* **Dataset items**
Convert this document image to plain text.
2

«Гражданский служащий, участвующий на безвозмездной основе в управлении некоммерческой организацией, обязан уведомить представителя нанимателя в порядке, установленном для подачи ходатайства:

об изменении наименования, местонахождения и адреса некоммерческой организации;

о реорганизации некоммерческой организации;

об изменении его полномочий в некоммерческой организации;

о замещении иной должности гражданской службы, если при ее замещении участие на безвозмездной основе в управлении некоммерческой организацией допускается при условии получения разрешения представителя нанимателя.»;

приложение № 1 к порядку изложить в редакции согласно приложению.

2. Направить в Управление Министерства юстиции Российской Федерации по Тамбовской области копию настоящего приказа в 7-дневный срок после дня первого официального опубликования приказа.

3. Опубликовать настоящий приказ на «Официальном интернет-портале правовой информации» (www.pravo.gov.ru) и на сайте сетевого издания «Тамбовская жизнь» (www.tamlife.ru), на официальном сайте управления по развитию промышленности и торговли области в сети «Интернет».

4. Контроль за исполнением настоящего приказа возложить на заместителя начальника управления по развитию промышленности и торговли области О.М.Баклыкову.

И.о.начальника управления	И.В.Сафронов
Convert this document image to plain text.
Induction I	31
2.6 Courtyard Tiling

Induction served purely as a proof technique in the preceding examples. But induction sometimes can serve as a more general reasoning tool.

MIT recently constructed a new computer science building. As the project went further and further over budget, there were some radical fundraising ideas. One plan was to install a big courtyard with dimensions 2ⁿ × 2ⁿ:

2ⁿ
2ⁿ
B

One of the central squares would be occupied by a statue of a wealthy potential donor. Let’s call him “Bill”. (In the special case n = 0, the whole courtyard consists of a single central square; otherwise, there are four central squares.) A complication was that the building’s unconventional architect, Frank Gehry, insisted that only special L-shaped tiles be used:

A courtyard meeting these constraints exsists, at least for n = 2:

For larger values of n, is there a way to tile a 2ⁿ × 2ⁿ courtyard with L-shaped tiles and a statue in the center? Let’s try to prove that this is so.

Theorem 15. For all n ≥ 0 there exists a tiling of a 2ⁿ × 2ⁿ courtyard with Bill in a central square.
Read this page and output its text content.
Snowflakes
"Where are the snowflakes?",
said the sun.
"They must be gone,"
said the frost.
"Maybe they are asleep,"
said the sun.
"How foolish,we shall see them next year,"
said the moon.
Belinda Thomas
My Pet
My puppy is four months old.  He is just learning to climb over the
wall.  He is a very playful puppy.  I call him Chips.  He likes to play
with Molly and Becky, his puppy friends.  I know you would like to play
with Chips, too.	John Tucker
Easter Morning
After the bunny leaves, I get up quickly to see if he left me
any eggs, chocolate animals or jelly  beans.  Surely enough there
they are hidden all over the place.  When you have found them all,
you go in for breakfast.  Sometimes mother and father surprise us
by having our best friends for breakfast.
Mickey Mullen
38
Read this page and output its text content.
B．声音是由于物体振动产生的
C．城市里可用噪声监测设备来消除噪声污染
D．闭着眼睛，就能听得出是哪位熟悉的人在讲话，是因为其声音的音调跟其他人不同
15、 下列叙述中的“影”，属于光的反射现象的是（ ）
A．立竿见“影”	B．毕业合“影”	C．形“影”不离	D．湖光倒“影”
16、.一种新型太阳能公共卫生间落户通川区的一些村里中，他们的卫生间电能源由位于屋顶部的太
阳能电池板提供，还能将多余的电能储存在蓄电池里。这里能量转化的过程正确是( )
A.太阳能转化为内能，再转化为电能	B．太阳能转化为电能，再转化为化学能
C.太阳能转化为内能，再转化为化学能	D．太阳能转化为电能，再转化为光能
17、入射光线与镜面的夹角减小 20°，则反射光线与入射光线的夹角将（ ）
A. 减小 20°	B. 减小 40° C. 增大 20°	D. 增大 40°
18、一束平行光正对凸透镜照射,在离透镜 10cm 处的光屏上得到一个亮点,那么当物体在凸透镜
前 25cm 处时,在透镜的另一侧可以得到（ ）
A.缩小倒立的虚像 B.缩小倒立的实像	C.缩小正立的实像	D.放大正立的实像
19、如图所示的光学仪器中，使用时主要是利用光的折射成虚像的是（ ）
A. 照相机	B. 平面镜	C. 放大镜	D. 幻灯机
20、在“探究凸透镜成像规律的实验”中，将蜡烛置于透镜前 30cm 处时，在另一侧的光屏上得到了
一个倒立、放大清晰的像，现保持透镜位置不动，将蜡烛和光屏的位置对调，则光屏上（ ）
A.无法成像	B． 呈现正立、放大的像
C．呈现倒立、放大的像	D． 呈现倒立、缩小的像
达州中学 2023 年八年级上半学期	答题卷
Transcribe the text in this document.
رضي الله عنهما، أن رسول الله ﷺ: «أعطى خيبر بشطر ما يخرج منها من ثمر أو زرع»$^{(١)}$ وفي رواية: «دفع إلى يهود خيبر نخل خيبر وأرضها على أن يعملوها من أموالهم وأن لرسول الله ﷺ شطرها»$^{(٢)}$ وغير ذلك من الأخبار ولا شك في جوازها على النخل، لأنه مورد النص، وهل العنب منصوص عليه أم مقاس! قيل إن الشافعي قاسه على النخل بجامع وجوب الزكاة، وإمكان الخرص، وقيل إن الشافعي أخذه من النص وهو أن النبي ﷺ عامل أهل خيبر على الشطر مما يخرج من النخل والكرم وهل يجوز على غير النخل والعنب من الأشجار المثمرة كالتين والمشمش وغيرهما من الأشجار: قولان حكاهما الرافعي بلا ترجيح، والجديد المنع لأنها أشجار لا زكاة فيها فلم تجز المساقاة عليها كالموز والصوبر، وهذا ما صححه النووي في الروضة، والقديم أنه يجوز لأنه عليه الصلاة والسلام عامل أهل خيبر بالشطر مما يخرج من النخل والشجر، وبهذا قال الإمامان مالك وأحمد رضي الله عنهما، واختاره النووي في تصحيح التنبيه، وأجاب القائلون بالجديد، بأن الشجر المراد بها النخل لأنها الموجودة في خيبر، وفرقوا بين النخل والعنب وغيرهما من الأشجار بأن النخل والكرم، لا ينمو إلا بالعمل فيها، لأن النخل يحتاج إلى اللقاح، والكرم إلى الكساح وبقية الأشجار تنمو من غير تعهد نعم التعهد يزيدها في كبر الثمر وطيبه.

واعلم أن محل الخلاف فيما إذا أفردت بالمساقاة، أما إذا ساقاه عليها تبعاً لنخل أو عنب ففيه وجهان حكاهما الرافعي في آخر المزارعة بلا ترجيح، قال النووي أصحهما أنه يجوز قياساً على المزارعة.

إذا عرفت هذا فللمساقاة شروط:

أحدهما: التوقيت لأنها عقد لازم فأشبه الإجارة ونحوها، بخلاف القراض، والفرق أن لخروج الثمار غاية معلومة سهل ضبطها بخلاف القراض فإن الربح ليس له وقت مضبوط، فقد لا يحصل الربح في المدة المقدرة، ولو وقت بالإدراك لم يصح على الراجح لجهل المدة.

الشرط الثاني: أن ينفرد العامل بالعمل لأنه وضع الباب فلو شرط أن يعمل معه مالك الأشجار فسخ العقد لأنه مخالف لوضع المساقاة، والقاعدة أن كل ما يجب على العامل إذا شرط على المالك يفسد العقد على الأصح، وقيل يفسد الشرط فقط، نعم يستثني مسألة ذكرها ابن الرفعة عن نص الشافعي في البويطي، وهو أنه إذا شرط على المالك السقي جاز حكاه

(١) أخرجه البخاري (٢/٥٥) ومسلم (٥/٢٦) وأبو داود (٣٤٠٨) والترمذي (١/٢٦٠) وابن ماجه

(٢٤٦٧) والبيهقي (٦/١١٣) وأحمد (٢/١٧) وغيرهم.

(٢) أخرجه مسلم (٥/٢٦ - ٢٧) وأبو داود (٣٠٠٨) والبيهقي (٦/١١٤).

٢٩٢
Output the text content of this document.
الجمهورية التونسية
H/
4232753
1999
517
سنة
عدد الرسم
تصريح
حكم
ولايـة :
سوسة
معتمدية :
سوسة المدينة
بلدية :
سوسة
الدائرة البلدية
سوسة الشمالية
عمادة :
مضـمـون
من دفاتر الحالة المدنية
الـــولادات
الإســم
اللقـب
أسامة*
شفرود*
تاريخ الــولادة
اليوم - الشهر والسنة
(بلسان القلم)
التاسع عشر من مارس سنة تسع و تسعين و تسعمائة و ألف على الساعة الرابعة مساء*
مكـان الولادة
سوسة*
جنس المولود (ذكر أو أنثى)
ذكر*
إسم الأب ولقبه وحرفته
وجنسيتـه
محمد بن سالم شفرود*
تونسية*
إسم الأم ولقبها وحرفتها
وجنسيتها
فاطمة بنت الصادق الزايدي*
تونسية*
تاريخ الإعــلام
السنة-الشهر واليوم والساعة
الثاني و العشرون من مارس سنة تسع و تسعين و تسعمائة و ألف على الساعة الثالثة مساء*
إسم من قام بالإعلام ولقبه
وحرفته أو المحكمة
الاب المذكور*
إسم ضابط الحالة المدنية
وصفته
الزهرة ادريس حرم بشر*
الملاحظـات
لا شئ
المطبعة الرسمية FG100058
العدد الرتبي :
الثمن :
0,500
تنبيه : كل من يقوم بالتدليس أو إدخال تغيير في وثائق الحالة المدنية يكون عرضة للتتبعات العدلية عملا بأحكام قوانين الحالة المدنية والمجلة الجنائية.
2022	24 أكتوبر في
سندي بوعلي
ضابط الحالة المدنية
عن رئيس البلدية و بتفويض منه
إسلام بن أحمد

* **What you should do**
Only the count is wanted: report how many lines of the material above hold the word "البلدية".

* **Exercise output**
2